[EXERCISE INSTRUCTIONS]: Do any lines in the data below contain "name"? If so, copy every one of them.

-- START DATA LISTING --

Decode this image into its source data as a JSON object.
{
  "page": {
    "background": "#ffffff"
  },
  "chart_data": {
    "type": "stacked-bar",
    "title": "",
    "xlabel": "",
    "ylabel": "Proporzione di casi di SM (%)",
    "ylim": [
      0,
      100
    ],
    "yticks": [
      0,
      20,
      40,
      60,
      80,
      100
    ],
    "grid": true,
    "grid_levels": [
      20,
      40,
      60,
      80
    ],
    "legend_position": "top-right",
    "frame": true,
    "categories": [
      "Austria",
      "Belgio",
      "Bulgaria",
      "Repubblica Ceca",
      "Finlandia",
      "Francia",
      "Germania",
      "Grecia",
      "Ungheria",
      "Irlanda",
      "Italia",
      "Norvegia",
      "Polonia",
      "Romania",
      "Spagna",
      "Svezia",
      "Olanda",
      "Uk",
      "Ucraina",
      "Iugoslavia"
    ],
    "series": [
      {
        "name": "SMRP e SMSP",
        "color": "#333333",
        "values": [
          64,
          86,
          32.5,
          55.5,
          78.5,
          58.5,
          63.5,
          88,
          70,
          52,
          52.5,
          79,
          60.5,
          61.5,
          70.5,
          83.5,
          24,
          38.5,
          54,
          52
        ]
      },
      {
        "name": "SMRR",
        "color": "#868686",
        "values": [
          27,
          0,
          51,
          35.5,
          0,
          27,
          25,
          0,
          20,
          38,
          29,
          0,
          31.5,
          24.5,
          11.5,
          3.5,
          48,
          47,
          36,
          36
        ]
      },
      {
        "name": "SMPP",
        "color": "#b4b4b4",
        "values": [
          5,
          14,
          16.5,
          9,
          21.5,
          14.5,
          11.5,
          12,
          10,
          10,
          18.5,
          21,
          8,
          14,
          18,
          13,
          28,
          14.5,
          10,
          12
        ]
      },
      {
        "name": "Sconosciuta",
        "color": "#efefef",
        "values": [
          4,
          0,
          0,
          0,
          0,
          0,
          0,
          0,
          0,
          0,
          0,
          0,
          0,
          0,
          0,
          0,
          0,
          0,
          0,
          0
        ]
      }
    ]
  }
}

-- END DATA LISTING --

[TASK SOLUTION]:
        "name": "SMRP e SMSP",
        "name": "SMRR",
        "name": "SMPP",
        "name": "Sconosciuta",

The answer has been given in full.